» PROVIDED RECORDS:

###

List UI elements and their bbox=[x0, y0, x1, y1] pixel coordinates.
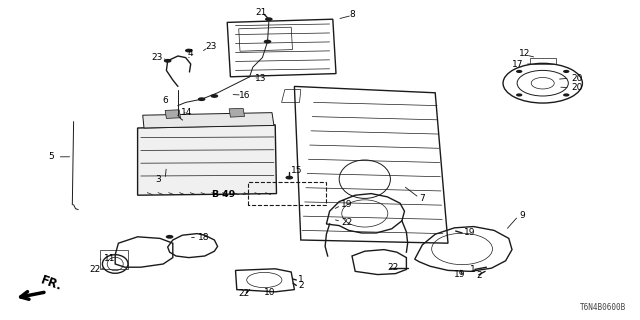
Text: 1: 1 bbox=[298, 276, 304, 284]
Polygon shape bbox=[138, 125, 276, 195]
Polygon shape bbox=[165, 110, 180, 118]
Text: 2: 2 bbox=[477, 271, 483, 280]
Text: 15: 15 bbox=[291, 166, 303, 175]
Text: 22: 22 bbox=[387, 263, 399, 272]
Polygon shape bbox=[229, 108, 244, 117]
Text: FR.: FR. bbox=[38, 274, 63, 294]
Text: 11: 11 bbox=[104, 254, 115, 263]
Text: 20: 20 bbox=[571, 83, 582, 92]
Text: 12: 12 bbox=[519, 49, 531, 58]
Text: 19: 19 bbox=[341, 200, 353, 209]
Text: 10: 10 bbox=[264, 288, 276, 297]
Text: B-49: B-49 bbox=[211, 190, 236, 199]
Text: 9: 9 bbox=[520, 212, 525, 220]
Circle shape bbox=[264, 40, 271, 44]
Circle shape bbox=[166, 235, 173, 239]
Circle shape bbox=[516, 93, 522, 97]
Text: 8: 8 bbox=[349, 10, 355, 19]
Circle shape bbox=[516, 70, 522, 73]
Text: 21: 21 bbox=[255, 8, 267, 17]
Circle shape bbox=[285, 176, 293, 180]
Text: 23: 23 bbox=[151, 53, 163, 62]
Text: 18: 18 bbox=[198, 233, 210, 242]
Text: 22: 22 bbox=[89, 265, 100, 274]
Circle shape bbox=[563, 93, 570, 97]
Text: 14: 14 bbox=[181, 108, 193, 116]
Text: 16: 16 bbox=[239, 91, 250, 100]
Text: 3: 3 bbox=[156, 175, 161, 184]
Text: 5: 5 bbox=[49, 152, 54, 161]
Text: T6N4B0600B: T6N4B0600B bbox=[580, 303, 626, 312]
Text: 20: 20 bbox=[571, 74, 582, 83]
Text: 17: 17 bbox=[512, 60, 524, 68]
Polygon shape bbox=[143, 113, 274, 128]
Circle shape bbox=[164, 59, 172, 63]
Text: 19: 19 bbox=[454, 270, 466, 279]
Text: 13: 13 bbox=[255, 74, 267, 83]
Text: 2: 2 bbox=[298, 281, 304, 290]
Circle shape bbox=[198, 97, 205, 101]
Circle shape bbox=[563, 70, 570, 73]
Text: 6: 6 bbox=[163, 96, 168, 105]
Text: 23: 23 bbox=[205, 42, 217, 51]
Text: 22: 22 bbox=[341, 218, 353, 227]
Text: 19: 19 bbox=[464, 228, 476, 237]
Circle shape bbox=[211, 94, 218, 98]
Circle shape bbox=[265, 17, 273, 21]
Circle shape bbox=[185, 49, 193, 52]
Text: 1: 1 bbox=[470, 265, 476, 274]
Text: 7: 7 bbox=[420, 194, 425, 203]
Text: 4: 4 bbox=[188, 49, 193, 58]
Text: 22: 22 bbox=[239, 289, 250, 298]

###

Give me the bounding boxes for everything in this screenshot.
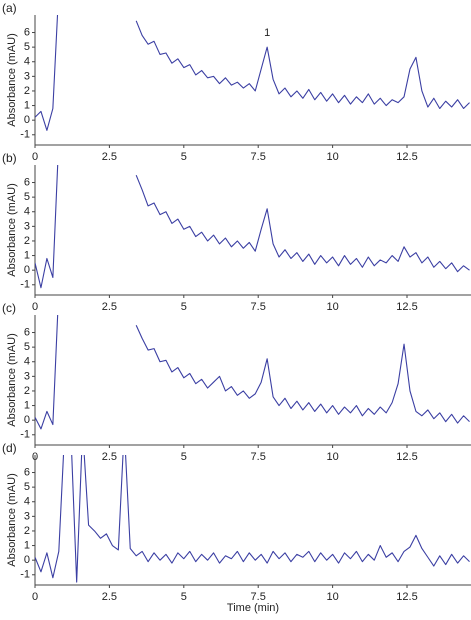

###

» PROBLEM TO WORK ON: Copy the part of the records that opens with the line containing "List UI elements" and closes with the line containing "Circle shape bbox=[285, 176, 293, 180]", leaving out the picture.

» EXERCISE RESULT:
List UI elements and their bbox=[x0, y0, x1, y1] pixel coordinates.
Text: 1: 1 bbox=[298, 276, 304, 284]
Polygon shape bbox=[138, 125, 276, 195]
Polygon shape bbox=[165, 110, 180, 118]
Text: 2: 2 bbox=[477, 271, 483, 280]
Text: 15: 15 bbox=[291, 166, 303, 175]
Text: 22: 22 bbox=[387, 263, 399, 272]
Polygon shape bbox=[229, 108, 244, 117]
Text: FR.: FR. bbox=[38, 274, 63, 294]
Text: 11: 11 bbox=[104, 254, 115, 263]
Text: 20: 20 bbox=[571, 83, 582, 92]
Text: 12: 12 bbox=[519, 49, 531, 58]
Text: 19: 19 bbox=[341, 200, 353, 209]
Text: 10: 10 bbox=[264, 288, 276, 297]
Text: B-49: B-49 bbox=[211, 190, 236, 199]
Text: 9: 9 bbox=[520, 212, 525, 220]
Circle shape bbox=[264, 40, 271, 44]
Circle shape bbox=[166, 235, 173, 239]
Circle shape bbox=[516, 93, 522, 97]
Text: 8: 8 bbox=[349, 10, 355, 19]
Circle shape bbox=[516, 70, 522, 73]
Text: 21: 21 bbox=[255, 8, 267, 17]
Circle shape bbox=[285, 176, 293, 180]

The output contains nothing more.